> **Dataset records**:
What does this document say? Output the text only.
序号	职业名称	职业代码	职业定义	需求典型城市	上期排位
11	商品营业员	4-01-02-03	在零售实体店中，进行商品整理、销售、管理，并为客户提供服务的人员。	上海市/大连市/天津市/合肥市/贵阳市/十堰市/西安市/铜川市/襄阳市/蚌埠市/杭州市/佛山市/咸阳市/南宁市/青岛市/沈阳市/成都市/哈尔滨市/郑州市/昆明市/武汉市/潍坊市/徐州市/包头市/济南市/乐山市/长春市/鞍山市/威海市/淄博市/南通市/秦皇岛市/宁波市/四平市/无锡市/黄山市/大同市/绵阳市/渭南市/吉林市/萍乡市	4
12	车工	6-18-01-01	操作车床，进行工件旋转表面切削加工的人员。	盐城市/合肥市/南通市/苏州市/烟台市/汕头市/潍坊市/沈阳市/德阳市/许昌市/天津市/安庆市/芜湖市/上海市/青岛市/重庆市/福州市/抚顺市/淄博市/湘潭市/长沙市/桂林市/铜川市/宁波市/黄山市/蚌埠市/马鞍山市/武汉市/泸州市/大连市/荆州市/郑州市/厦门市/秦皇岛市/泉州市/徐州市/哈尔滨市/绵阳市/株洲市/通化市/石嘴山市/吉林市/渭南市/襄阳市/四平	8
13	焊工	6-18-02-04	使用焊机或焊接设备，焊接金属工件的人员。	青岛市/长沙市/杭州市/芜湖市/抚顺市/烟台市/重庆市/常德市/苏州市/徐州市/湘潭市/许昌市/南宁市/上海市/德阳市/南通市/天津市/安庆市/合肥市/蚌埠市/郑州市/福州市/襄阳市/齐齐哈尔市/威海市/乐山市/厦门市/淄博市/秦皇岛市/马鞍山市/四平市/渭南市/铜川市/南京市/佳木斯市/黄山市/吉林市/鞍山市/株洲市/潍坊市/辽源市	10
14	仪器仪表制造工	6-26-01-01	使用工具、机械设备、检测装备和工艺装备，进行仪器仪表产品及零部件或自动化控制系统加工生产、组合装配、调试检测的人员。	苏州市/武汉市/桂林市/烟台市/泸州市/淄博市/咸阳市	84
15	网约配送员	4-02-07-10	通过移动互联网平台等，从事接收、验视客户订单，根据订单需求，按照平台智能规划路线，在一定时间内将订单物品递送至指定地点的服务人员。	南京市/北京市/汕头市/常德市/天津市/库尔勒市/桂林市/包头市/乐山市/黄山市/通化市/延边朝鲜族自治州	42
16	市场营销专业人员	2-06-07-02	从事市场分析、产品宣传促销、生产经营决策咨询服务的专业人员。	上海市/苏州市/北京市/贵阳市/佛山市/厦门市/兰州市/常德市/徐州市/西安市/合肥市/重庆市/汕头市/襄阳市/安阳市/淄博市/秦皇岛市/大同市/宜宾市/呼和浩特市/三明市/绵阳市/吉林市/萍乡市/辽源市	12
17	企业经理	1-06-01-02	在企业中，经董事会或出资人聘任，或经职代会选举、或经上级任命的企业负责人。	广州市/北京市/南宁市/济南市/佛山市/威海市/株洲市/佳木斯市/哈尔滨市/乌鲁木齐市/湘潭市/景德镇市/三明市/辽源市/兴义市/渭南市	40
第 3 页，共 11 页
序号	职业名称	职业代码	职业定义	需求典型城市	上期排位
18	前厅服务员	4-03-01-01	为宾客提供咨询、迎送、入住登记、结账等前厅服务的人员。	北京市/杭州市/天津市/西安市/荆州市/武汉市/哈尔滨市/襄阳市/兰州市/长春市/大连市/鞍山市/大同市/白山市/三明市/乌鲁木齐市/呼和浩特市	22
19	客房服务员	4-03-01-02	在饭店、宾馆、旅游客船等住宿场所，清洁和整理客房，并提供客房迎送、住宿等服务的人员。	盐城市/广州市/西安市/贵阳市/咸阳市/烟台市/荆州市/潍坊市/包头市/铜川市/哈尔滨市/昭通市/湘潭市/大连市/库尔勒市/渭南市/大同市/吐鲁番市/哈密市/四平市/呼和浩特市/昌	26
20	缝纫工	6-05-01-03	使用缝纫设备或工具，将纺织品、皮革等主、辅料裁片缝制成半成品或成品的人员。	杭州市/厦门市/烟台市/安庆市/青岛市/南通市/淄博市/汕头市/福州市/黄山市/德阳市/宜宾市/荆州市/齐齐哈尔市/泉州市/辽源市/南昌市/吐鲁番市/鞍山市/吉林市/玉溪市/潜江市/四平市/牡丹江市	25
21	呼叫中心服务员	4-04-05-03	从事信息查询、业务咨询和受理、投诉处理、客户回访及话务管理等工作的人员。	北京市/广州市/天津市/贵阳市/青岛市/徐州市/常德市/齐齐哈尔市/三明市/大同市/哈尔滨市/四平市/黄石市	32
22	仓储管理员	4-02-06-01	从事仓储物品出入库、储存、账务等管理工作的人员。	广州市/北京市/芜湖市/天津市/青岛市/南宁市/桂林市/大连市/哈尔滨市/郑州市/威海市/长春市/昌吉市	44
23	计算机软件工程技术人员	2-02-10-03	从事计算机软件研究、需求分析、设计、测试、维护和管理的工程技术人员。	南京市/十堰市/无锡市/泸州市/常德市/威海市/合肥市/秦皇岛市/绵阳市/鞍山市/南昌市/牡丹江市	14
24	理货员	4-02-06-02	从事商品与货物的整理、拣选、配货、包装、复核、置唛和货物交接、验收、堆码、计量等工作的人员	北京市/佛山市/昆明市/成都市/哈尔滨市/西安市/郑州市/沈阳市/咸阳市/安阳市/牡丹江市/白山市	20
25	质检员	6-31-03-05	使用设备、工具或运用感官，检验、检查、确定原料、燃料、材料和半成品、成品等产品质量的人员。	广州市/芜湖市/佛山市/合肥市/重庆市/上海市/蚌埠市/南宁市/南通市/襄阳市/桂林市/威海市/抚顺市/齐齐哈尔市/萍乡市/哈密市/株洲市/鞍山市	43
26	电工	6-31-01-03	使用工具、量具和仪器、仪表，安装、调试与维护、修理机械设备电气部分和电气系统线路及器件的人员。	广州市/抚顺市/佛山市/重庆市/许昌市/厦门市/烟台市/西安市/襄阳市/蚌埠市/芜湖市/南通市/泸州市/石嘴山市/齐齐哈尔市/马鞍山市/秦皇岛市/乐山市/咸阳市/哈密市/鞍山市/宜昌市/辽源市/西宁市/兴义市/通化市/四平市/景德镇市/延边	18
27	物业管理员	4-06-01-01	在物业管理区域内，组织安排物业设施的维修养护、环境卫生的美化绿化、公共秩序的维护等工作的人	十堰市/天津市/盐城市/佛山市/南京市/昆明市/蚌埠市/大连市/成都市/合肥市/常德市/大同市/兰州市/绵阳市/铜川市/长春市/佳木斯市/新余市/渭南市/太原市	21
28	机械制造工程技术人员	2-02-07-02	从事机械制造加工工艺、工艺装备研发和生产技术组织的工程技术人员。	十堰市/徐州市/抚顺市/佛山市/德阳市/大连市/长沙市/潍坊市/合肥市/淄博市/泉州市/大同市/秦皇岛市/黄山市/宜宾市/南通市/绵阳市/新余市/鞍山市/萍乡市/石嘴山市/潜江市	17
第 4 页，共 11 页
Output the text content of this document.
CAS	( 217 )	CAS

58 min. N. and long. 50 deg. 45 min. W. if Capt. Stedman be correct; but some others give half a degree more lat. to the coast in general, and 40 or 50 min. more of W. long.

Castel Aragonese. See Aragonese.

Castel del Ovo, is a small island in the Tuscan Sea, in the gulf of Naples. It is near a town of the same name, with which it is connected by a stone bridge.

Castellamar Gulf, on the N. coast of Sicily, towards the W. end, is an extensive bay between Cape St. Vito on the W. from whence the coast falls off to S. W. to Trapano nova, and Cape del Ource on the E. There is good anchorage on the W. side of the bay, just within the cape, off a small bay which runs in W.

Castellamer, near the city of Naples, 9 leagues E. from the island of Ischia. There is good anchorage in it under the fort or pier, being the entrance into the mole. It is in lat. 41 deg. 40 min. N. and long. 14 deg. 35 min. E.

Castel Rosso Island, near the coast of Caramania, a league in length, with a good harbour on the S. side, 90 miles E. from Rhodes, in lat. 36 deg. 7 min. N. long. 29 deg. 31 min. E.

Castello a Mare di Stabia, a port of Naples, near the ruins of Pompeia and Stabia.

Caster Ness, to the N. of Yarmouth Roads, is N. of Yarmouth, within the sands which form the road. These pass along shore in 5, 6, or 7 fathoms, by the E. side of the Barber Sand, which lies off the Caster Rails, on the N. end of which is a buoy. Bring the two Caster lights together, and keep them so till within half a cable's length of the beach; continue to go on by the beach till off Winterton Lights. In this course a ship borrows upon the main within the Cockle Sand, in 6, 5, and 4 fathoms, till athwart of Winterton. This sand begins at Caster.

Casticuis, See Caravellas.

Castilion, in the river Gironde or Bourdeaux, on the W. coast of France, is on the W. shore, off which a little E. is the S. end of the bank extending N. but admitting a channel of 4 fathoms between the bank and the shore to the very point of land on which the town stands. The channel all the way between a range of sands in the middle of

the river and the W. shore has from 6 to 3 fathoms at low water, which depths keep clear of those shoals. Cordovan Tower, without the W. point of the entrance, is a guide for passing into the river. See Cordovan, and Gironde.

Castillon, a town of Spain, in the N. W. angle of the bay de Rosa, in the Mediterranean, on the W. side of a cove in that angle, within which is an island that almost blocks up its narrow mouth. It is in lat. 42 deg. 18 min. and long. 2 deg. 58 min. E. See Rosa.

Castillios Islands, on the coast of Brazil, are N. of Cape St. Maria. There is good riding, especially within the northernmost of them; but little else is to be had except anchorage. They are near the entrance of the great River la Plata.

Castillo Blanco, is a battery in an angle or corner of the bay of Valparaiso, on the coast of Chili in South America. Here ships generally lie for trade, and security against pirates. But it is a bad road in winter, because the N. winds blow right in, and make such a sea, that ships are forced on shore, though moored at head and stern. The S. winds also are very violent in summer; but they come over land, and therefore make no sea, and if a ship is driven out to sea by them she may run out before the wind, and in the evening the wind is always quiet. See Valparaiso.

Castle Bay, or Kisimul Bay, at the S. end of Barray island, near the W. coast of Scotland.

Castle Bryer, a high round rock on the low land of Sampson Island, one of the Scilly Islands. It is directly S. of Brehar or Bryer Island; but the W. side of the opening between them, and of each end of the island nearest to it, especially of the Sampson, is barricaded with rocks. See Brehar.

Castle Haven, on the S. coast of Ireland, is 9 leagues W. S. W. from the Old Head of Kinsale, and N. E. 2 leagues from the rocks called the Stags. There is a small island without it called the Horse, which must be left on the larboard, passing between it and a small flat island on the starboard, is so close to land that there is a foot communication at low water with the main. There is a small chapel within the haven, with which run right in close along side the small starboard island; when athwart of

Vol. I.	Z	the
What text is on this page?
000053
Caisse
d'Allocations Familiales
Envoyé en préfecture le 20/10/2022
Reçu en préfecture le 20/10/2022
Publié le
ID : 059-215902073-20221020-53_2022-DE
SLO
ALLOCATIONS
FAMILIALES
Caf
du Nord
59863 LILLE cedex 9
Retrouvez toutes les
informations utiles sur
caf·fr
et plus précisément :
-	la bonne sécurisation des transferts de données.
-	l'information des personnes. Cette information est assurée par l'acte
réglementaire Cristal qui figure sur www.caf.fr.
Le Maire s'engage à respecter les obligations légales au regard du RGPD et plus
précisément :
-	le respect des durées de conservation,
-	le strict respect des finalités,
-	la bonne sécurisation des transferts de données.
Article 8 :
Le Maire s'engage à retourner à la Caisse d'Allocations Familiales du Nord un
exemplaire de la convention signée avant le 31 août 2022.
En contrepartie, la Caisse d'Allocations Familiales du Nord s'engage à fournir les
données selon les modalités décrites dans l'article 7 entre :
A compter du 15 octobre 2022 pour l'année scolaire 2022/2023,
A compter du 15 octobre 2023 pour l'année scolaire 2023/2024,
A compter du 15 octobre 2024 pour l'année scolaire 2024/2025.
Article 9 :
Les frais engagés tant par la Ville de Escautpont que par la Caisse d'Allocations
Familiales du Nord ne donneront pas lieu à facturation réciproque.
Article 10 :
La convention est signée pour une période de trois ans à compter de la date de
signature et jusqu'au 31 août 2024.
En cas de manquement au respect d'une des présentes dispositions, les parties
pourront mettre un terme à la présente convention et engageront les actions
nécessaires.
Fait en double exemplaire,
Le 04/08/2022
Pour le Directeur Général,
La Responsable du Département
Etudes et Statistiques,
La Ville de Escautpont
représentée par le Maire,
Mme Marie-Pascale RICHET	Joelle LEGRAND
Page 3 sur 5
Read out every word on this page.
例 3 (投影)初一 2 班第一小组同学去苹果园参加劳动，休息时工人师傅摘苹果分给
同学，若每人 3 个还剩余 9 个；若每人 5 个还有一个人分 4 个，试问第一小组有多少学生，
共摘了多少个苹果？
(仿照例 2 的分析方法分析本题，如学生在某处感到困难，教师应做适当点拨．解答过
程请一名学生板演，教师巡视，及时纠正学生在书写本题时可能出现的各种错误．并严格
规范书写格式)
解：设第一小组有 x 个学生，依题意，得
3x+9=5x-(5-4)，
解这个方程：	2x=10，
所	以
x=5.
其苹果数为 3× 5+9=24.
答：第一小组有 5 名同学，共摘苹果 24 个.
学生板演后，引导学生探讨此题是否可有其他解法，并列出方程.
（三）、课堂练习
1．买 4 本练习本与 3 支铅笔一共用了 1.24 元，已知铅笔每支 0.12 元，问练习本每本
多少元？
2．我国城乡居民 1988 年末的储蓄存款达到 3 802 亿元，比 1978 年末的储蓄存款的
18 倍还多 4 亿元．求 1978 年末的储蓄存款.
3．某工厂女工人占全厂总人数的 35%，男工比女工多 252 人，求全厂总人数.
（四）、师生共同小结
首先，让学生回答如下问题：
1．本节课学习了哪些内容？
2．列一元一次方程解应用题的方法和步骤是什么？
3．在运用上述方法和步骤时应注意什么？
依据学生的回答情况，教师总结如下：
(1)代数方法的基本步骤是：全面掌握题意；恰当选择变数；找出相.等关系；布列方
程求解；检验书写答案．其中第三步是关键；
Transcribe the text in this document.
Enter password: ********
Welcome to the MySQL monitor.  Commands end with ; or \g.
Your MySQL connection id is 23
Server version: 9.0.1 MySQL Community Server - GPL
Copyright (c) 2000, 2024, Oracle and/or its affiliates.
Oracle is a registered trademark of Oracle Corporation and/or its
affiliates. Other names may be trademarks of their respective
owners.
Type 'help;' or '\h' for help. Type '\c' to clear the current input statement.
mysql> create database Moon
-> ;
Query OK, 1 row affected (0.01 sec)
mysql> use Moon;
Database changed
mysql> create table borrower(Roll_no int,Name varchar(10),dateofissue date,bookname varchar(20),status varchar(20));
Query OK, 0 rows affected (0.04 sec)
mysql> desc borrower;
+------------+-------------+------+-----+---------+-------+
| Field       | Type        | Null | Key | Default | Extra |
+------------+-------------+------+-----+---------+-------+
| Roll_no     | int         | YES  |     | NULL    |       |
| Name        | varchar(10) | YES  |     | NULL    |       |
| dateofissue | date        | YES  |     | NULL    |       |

> **Task statement**:
Across the data above, how many lines include the word "document"? Give only the count.

> **Answer to the problem**:
3